_EXERCISE INSTRUCTIONS_. Below are the records; collect from them each line containing the string "work".

--- RECORDS SHOWN ---

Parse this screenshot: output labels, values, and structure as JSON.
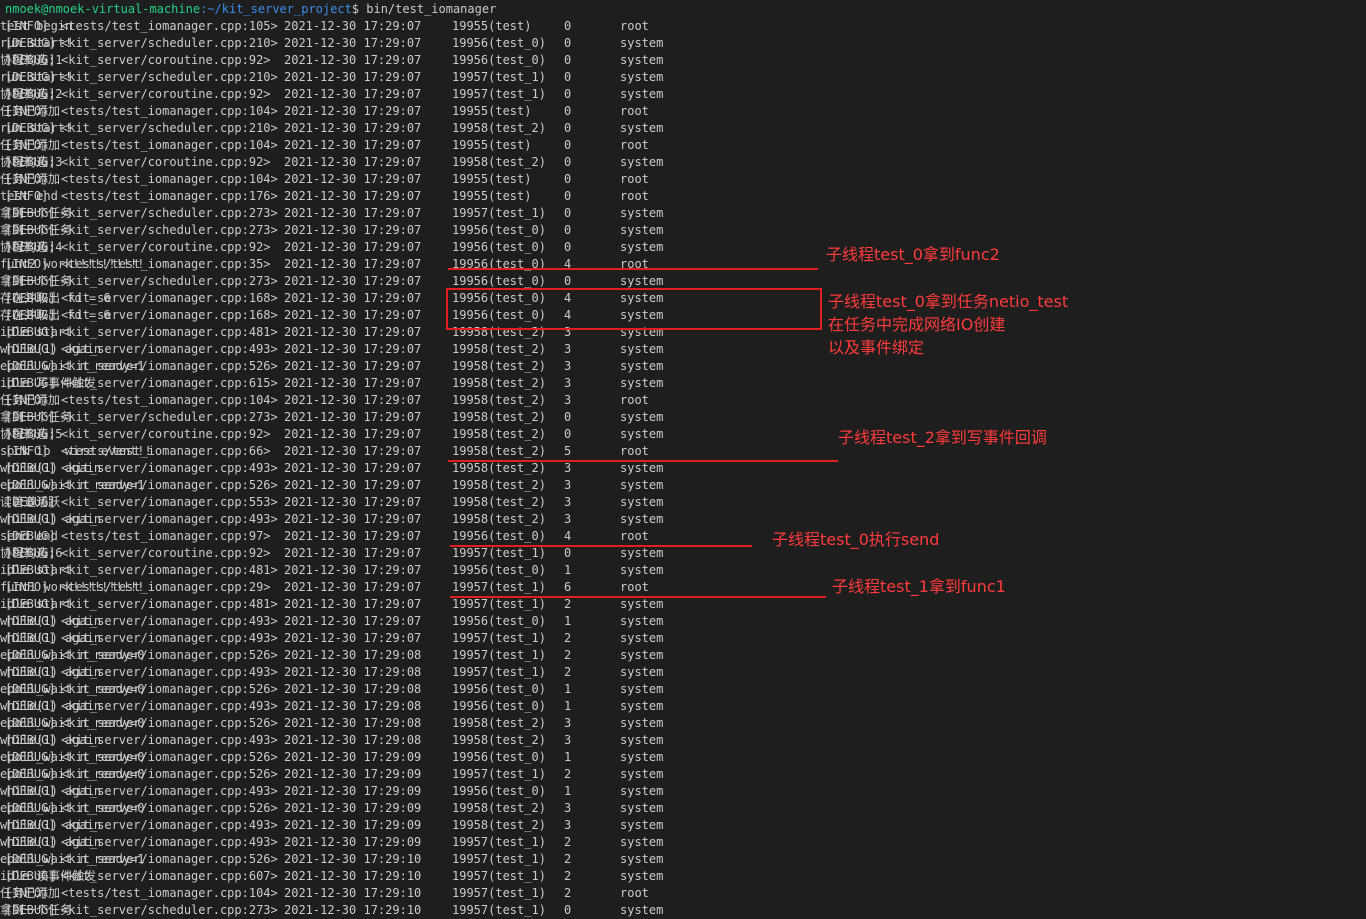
{
  "terminal": {
    "prompt": {
      "user_host": "nmoek@nmoek-virtual-machine",
      "path": ":~/kit_server_project",
      "command": "$ bin/test_iomanager"
    },
    "lines": [
      {
        "level": "[INFO]",
        "source": "<tests/test_iomanager.cpp:105>",
        "time": "2021-12-30 17:29:07",
        "thread": "19955(test)",
        "fiber": "0",
        "logger": "root",
        "message": "test begin"
      },
      {
        "level": "[DEBUG]",
        "source": "<kit_server/scheduler.cpp:210>",
        "time": "2021-12-30 17:29:07",
        "thread": "19956(test_0)",
        "fiber": "0",
        "logger": "system",
        "message": "run start!"
      },
      {
        "level": "[DEBUG]",
        "source": "<kit_server/coroutine.cpp:92>",
        "time": "2021-12-30 17:29:07",
        "thread": "19956(test_0)",
        "fiber": "0",
        "logger": "system",
        "message": "协程构造:1"
      },
      {
        "level": "[DEBUG]",
        "source": "<kit_server/scheduler.cpp:210>",
        "time": "2021-12-30 17:29:07",
        "thread": "19957(test_1)",
        "fiber": "0",
        "logger": "system",
        "message": "run start!"
      },
      {
        "level": "[DEBUG]",
        "source": "<kit_server/coroutine.cpp:92>",
        "time": "2021-12-30 17:29:07",
        "thread": "19957(test_1)",
        "fiber": "0",
        "logger": "system",
        "message": "协程构造:2"
      },
      {
        "level": "[INFO]",
        "source": "<tests/test_iomanager.cpp:104>",
        "time": "2021-12-30 17:29:07",
        "thread": "19955(test)",
        "fiber": "0",
        "logger": "root",
        "message": "任务已添加"
      },
      {
        "level": "[DEBUG]",
        "source": "<kit_server/scheduler.cpp:210>",
        "time": "2021-12-30 17:29:07",
        "thread": "19958(test_2)",
        "fiber": "0",
        "logger": "system",
        "message": "run start!"
      },
      {
        "level": "[INFO]",
        "source": "<tests/test_iomanager.cpp:104>",
        "time": "2021-12-30 17:29:07",
        "thread": "19955(test)",
        "fiber": "0",
        "logger": "root",
        "message": "任务已添加"
      },
      {
        "level": "[DEBUG]",
        "source": "<kit_server/coroutine.cpp:92>",
        "time": "2021-12-30 17:29:07",
        "thread": "19958(test_2)",
        "fiber": "0",
        "logger": "system",
        "message": "协程构造:3"
      },
      {
        "level": "[INFO]",
        "source": "<tests/test_iomanager.cpp:104>",
        "time": "2021-12-30 17:29:07",
        "thread": "19955(test)",
        "fiber": "0",
        "logger": "root",
        "message": "任务已添加"
      },
      {
        "level": "[INFO]",
        "source": "<tests/test_iomanager.cpp:176>",
        "time": "2021-12-30 17:29:07",
        "thread": "19955(test)",
        "fiber": "0",
        "logger": "root",
        "message": "test end"
      },
      {
        "level": "[DEBUG]",
        "source": "<kit_server/scheduler.cpp:273>",
        "time": "2021-12-30 17:29:07",
        "thread": "19957(test_1)",
        "fiber": "0",
        "logger": "system",
        "message": "拿到一个任务"
      },
      {
        "level": "[DEBUG]",
        "source": "<kit_server/scheduler.cpp:273>",
        "time": "2021-12-30 17:29:07",
        "thread": "19956(test_0)",
        "fiber": "0",
        "logger": "system",
        "message": "拿到一个任务"
      },
      {
        "level": "[DEBUG]",
        "source": "<kit_server/coroutine.cpp:92>",
        "time": "2021-12-30 17:29:07",
        "thread": "19956(test_0)",
        "fiber": "0",
        "logger": "system",
        "message": "协程构造:4"
      },
      {
        "level": "[INFO]",
        "source": "<tests/test_iomanager.cpp:35>",
        "time": "2021-12-30 17:29:07",
        "thread": "19956(test_0)",
        "fiber": "4",
        "logger": "root",
        "message": "func2 work!!!!!!!!!!"
      },
      {
        "level": "[DEBUG]",
        "source": "<kit_server/scheduler.cpp:273>",
        "time": "2021-12-30 17:29:07",
        "thread": "19956(test_0)",
        "fiber": "0",
        "logger": "system",
        "message": "拿到一个任务"
      },
      {
        "level": "[DEBUG]",
        "source": "<kit_server/iomanager.cpp:168>",
        "time": "2021-12-30 17:29:07",
        "thread": "19956(test_0)",
        "fiber": "4",
        "logger": "system",
        "message": "存在并取出 fd = 6"
      },
      {
        "level": "[DEBUG]",
        "source": "<kit_server/iomanager.cpp:168>",
        "time": "2021-12-30 17:29:07",
        "thread": "19956(test_0)",
        "fiber": "4",
        "logger": "system",
        "message": "存在并取出 fd = 6"
      },
      {
        "level": "[DEBUG]",
        "source": "<kit_server/iomanager.cpp:481>",
        "time": "2021-12-30 17:29:07",
        "thread": "19958(test_2)",
        "fiber": "3",
        "logger": "system",
        "message": "idle start"
      },
      {
        "level": "[DEBUG]",
        "source": "<kit_server/iomanager.cpp:493>",
        "time": "2021-12-30 17:29:07",
        "thread": "19958(test_2)",
        "fiber": "3",
        "logger": "system",
        "message": "while(1) again"
      },
      {
        "level": "[DEBUG]",
        "source": "<kit_server/iomanager.cpp:526>",
        "time": "2021-12-30 17:29:07",
        "thread": "19958(test_2)",
        "fiber": "3",
        "logger": "system",
        "message": "epoll_wait n_ready=1"
      },
      {
        "level": "[DEBUG]",
        "source": "<kit_server/iomanager.cpp:615>",
        "time": "2021-12-30 17:29:07",
        "thread": "19958(test_2)",
        "fiber": "3",
        "logger": "system",
        "message": "idle 写事件触发"
      },
      {
        "level": "[INFO]",
        "source": "<tests/test_iomanager.cpp:104>",
        "time": "2021-12-30 17:29:07",
        "thread": "19958(test_2)",
        "fiber": "3",
        "logger": "root",
        "message": "任务已添加"
      },
      {
        "level": "[DEBUG]",
        "source": "<kit_server/scheduler.cpp:273>",
        "time": "2021-12-30 17:29:07",
        "thread": "19958(test_2)",
        "fiber": "0",
        "logger": "system",
        "message": "拿到一个任务"
      },
      {
        "level": "[DEBUG]",
        "source": "<kit_server/coroutine.cpp:92>",
        "time": "2021-12-30 17:29:07",
        "thread": "19958(test_2)",
        "fiber": "0",
        "logger": "system",
        "message": "协程构造:5"
      },
      {
        "level": "[INFO]",
        "source": "<tests/test_iomanager.cpp:66>",
        "time": "2021-12-30 17:29:07",
        "thread": "19958(test_2)",
        "fiber": "5",
        "logger": "root",
        "message": "sock io  wire event!!"
      },
      {
        "level": "[DEBUG]",
        "source": "<kit_server/iomanager.cpp:493>",
        "time": "2021-12-30 17:29:07",
        "thread": "19958(test_2)",
        "fiber": "3",
        "logger": "system",
        "message": "while(1) again"
      },
      {
        "level": "[DEBUG]",
        "source": "<kit_server/iomanager.cpp:526>",
        "time": "2021-12-30 17:29:07",
        "thread": "19958(test_2)",
        "fiber": "3",
        "logger": "system",
        "message": "epoll_wait n_ready=1"
      },
      {
        "level": "[DEBUG]",
        "source": "<kit_server/iomanager.cpp:553>",
        "time": "2021-12-30 17:29:07",
        "thread": "19958(test_2)",
        "fiber": "3",
        "logger": "system",
        "message": "读管道活跃"
      },
      {
        "level": "[DEBUG]",
        "source": "<kit_server/iomanager.cpp:493>",
        "time": "2021-12-30 17:29:07",
        "thread": "19958(test_2)",
        "fiber": "3",
        "logger": "system",
        "message": "while(1) again"
      },
      {
        "level": "[DEBUG]",
        "source": "<tests/test_iomanager.cpp:97>",
        "time": "2021-12-30 17:29:07",
        "thread": "19956(test_0)",
        "fiber": "4",
        "logger": "root",
        "message": "send end"
      },
      {
        "level": "[DEBUG]",
        "source": "<kit_server/coroutine.cpp:92>",
        "time": "2021-12-30 17:29:07",
        "thread": "19957(test_1)",
        "fiber": "0",
        "logger": "system",
        "message": "协程构造:6"
      },
      {
        "level": "[DEBUG]",
        "source": "<kit_server/iomanager.cpp:481>",
        "time": "2021-12-30 17:29:07",
        "thread": "19956(test_0)",
        "fiber": "1",
        "logger": "system",
        "message": "idle start"
      },
      {
        "level": "[INFO]",
        "source": "<tests/test_iomanager.cpp:29>",
        "time": "2021-12-30 17:29:07",
        "thread": "19957(test_1)",
        "fiber": "6",
        "logger": "root",
        "message": "func1 work!!!!!!!!!!"
      },
      {
        "level": "[DEBUG]",
        "source": "<kit_server/iomanager.cpp:481>",
        "time": "2021-12-30 17:29:07",
        "thread": "19957(test_1)",
        "fiber": "2",
        "logger": "system",
        "message": "idle start"
      },
      {
        "level": "[DEBUG]",
        "source": "<kit_server/iomanager.cpp:493>",
        "time": "2021-12-30 17:29:07",
        "thread": "19956(test_0)",
        "fiber": "1",
        "logger": "system",
        "message": "while(1) again"
      },
      {
        "level": "[DEBUG]",
        "source": "<kit_server/iomanager.cpp:493>",
        "time": "2021-12-30 17:29:07",
        "thread": "19957(test_1)",
        "fiber": "2",
        "logger": "system",
        "message": "while(1) again"
      },
      {
        "level": "[DEBUG]",
        "source": "<kit_server/iomanager.cpp:526>",
        "time": "2021-12-30 17:29:08",
        "thread": "19957(test_1)",
        "fiber": "2",
        "logger": "system",
        "message": "epoll_wait n_ready=0"
      },
      {
        "level": "[DEBUG]",
        "source": "<kit_server/iomanager.cpp:493>",
        "time": "2021-12-30 17:29:08",
        "thread": "19957(test_1)",
        "fiber": "2",
        "logger": "system",
        "message": "while(1) again"
      },
      {
        "level": "[DEBUG]",
        "source": "<kit_server/iomanager.cpp:526>",
        "time": "2021-12-30 17:29:08",
        "thread": "19956(test_0)",
        "fiber": "1",
        "logger": "system",
        "message": "epoll_wait n_ready=0"
      },
      {
        "level": "[DEBUG]",
        "source": "<kit_server/iomanager.cpp:493>",
        "time": "2021-12-30 17:29:08",
        "thread": "19956(test_0)",
        "fiber": "1",
        "logger": "system",
        "message": "while(1) again"
      },
      {
        "level": "[DEBUG]",
        "source": "<kit_server/iomanager.cpp:526>",
        "time": "2021-12-30 17:29:08",
        "thread": "19958(test_2)",
        "fiber": "3",
        "logger": "system",
        "message": "epoll_wait n_ready=0"
      },
      {
        "level": "[DEBUG]",
        "source": "<kit_server/iomanager.cpp:493>",
        "time": "2021-12-30 17:29:08",
        "thread": "19958(test_2)",
        "fiber": "3",
        "logger": "system",
        "message": "while(1) again"
      },
      {
        "level": "[DEBUG]",
        "source": "<kit_server/iomanager.cpp:526>",
        "time": "2021-12-30 17:29:09",
        "thread": "19956(test_0)",
        "fiber": "1",
        "logger": "system",
        "message": "epoll_wait n_ready=0"
      },
      {
        "level": "[DEBUG]",
        "source": "<kit_server/iomanager.cpp:526>",
        "time": "2021-12-30 17:29:09",
        "thread": "19957(test_1)",
        "fiber": "2",
        "logger": "system",
        "message": "epoll_wait n_ready=0"
      },
      {
        "level": "[DEBUG]",
        "source": "<kit_server/iomanager.cpp:493>",
        "time": "2021-12-30 17:29:09",
        "thread": "19956(test_0)",
        "fiber": "1",
        "logger": "system",
        "message": "while(1) again"
      },
      {
        "level": "[DEBUG]",
        "source": "<kit_server/iomanager.cpp:526>",
        "time": "2021-12-30 17:29:09",
        "thread": "19958(test_2)",
        "fiber": "3",
        "logger": "system",
        "message": "epoll_wait n_ready=0"
      },
      {
        "level": "[DEBUG]",
        "source": "<kit_server/iomanager.cpp:493>",
        "time": "2021-12-30 17:29:09",
        "thread": "19958(test_2)",
        "fiber": "3",
        "logger": "system",
        "message": "while(1) again"
      },
      {
        "level": "[DEBUG]",
        "source": "<kit_server/iomanager.cpp:493>",
        "time": "2021-12-30 17:29:09",
        "thread": "19957(test_1)",
        "fiber": "2",
        "logger": "system",
        "message": "while(1) again"
      },
      {
        "level": "[DEBUG]",
        "source": "<kit_server/iomanager.cpp:526>",
        "time": "2021-12-30 17:29:10",
        "thread": "19957(test_1)",
        "fiber": "2",
        "logger": "system",
        "message": "epoll_wait n_ready=1"
      },
      {
        "level": "[DEBUG]",
        "source": "<kit_server/iomanager.cpp:607>",
        "time": "2021-12-30 17:29:10",
        "thread": "19957(test_1)",
        "fiber": "2",
        "logger": "system",
        "message": "idle 读事件触发"
      },
      {
        "level": "[INFO]",
        "source": "<tests/test_iomanager.cpp:104>",
        "time": "2021-12-30 17:29:10",
        "thread": "19957(test_1)",
        "fiber": "2",
        "logger": "root",
        "message": "任务已添加"
      },
      {
        "level": "[DEBUG]",
        "source": "<kit_server/scheduler.cpp:273>",
        "time": "2021-12-30 17:29:10",
        "thread": "19957(test_1)",
        "fiber": "0",
        "logger": "system",
        "message": "拿到一个任务"
      }
    ]
  },
  "annotations": {
    "test0_func2": "子线程test_0拿到func2",
    "test0_netio_1": "子线程test_0拿到任务netio_test",
    "test0_netio_2": "在任务中完成网络IO创建",
    "test0_netio_3": "以及事件绑定",
    "test2_write": "子线程test_2拿到写事件回调",
    "test0_send": "子线程test_0执行send",
    "test1_func1": "子线程test_1拿到func1"
  },
  "colors": {
    "background": "#1e1e1e",
    "text": "#cccccc",
    "prompt_user": "#23d18b",
    "prompt_path": "#3b8eea",
    "annotation": "#ff3b3b"
  }
}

---

_EXERCISE SOLUTION_.
        "message": "func2 work!!!!!!!!!!"
        "message": "func1 work!!!!!!!!!!"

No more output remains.